====== Records to process
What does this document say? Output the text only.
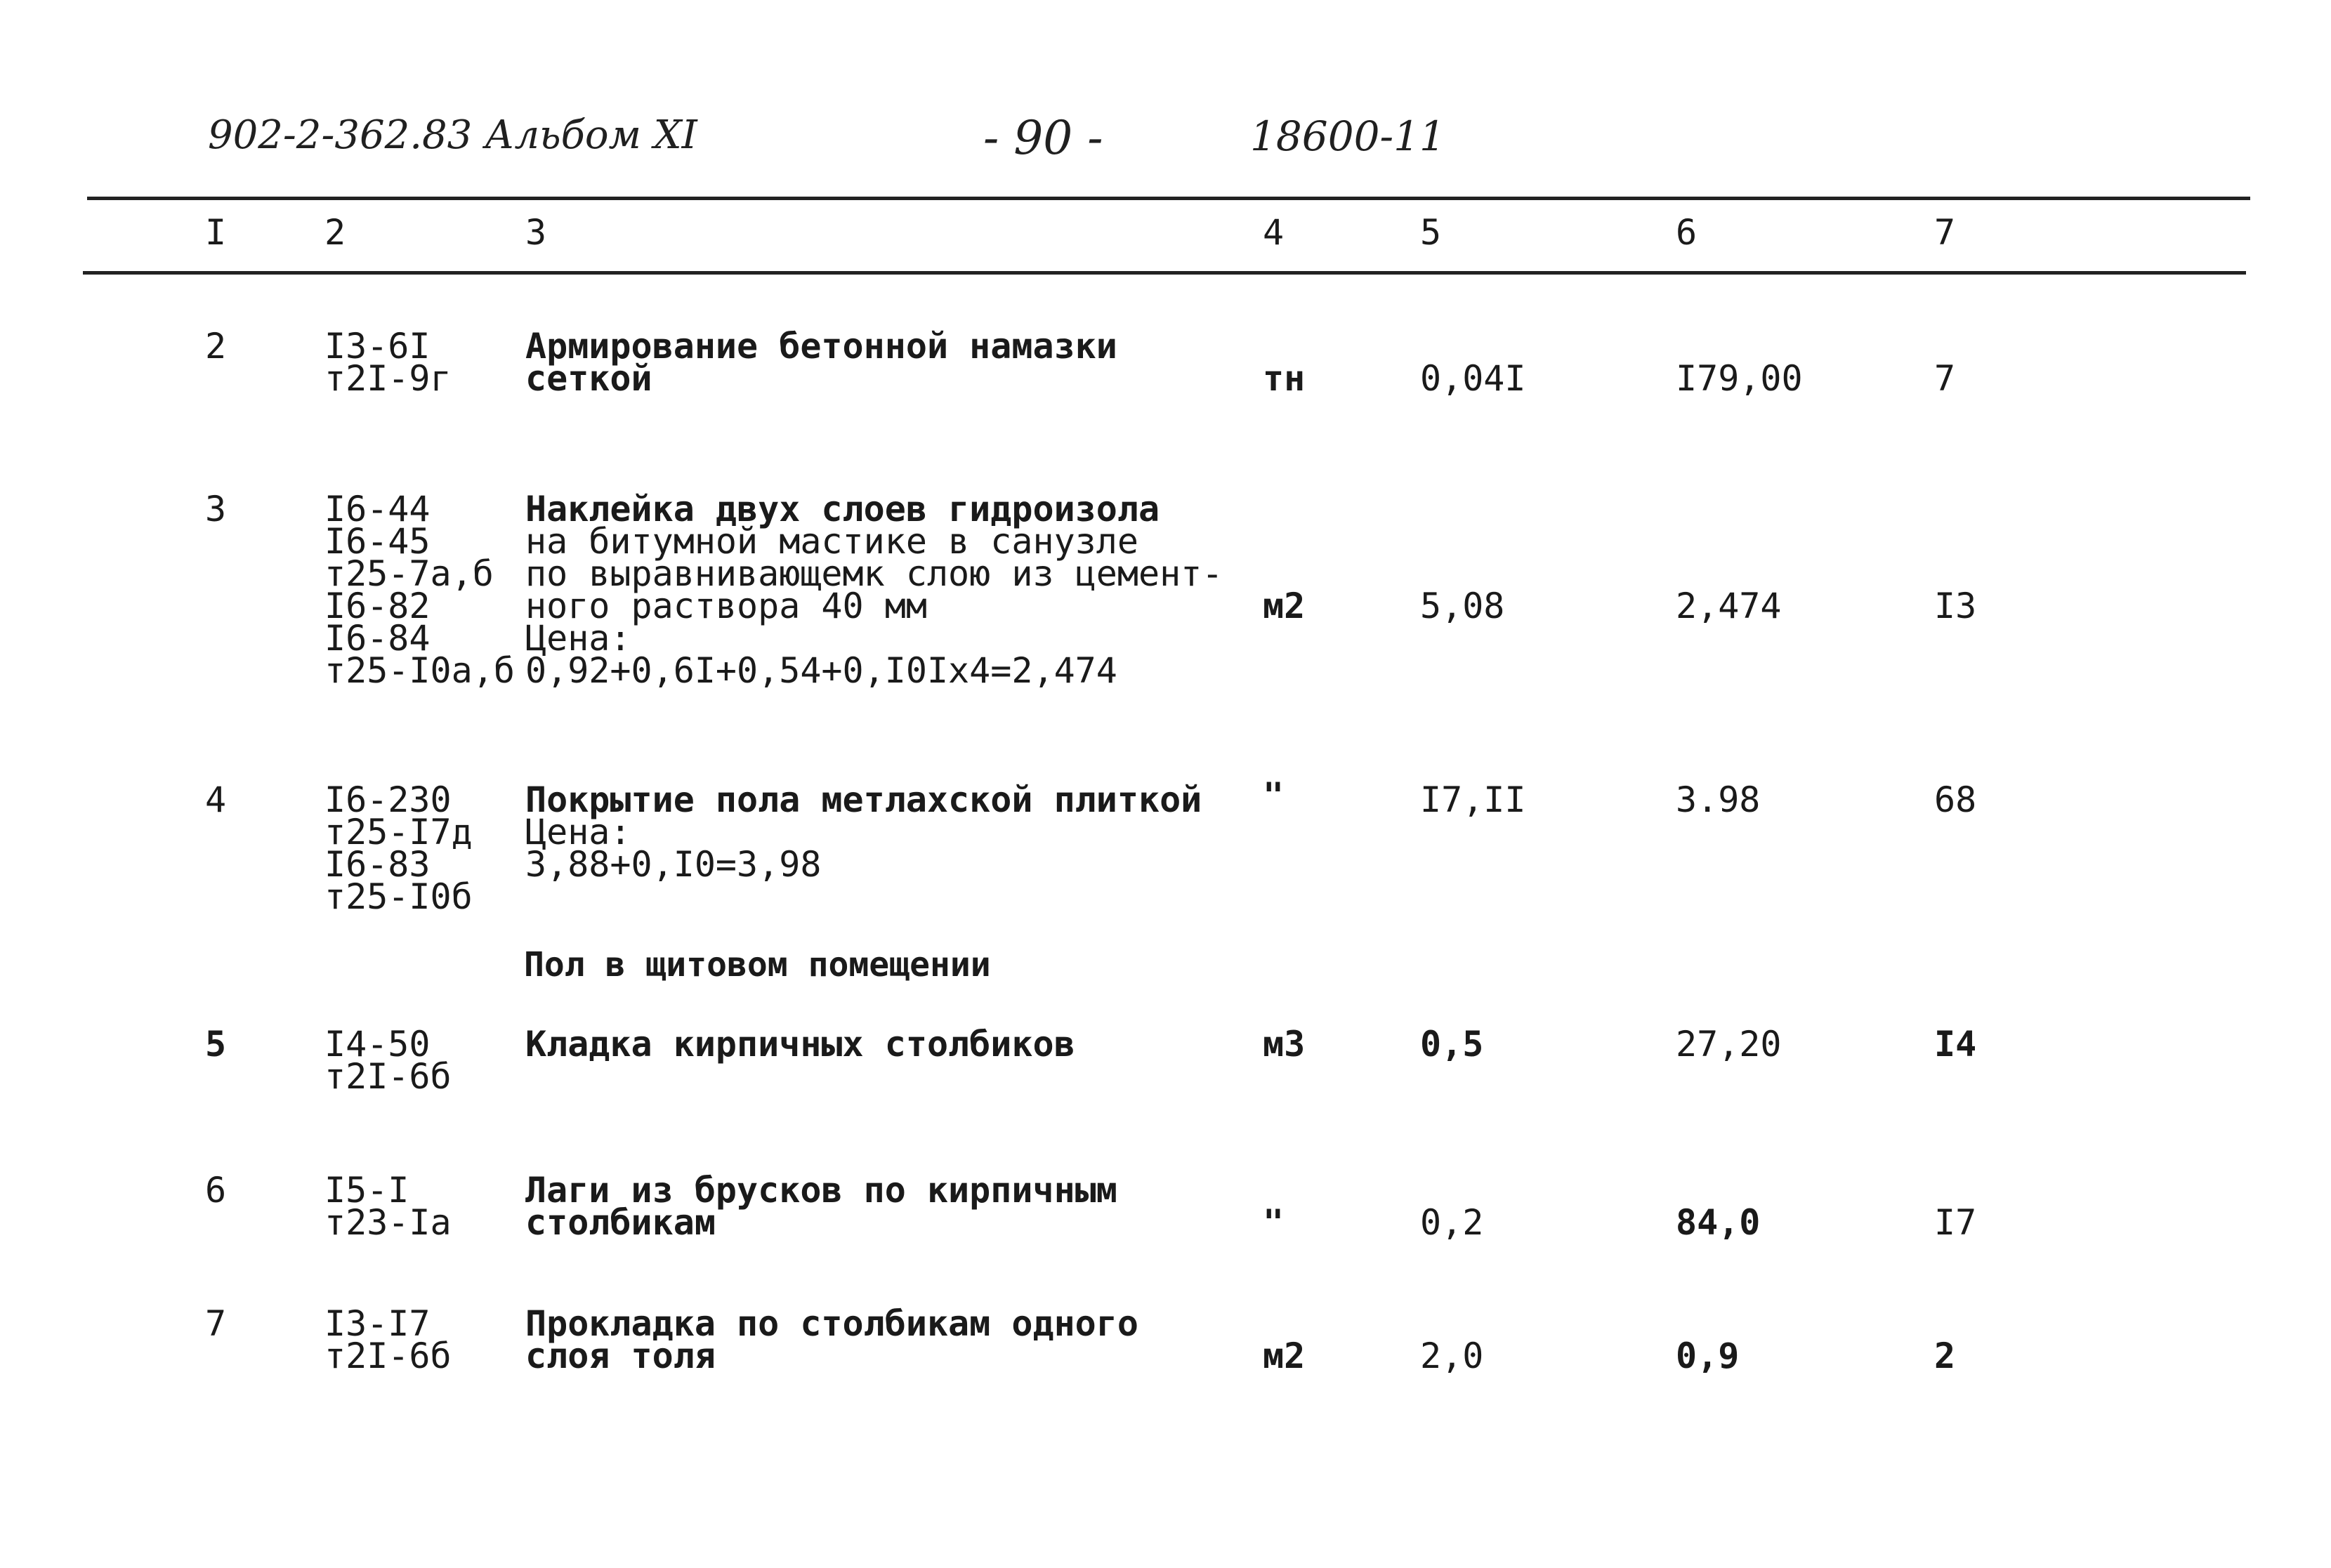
902-2-362.83 Альбом XI	- 90 -	18600-11
I	2	3	4	5	6	7
2	I3-6I
т2I-9г
Армирование бетонной намазки
сеткой	тн	0,04I	I79,00	7
3	I6-44
I6-45
т25-7а,б
I6-82
I6-84
т25-I0а,б
Наклейка двух слоев гидроизола
на битумной мастике в санузле
по выравнивающемк слою из цемент-
ного раствора 40 мм
Цена:
0,92+0,6I+0,54+0,I0Iх4=2,474
м2	5,08	2,474	I3
4	I6-230
т25-I7д
I6-83
т25-I0б
Покрытие пола метлахской плиткой
Цена:
3,88+0,I0=3,98
"	I7,II	3.98	68
Пол в щитовом помещении
5	I4-50
т2I-6б
Кладка кирпичных столбиков	м3	0,5	27,20	I4
6	I5-I
т23-Iа
Лаги из брусков по кирпичным
столбикам	"	0,2	84,0	I7
7	I3-I7
т2I-6б
Прокладка по столбикам одного
слоя толя	м2	2,0	0,9	2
============
Direction -
Copy out every line in the listing where the word "столбикам" appears.

Solution -
столбикам	"	0,2	84,0	I7
Прокладка по столбикам одного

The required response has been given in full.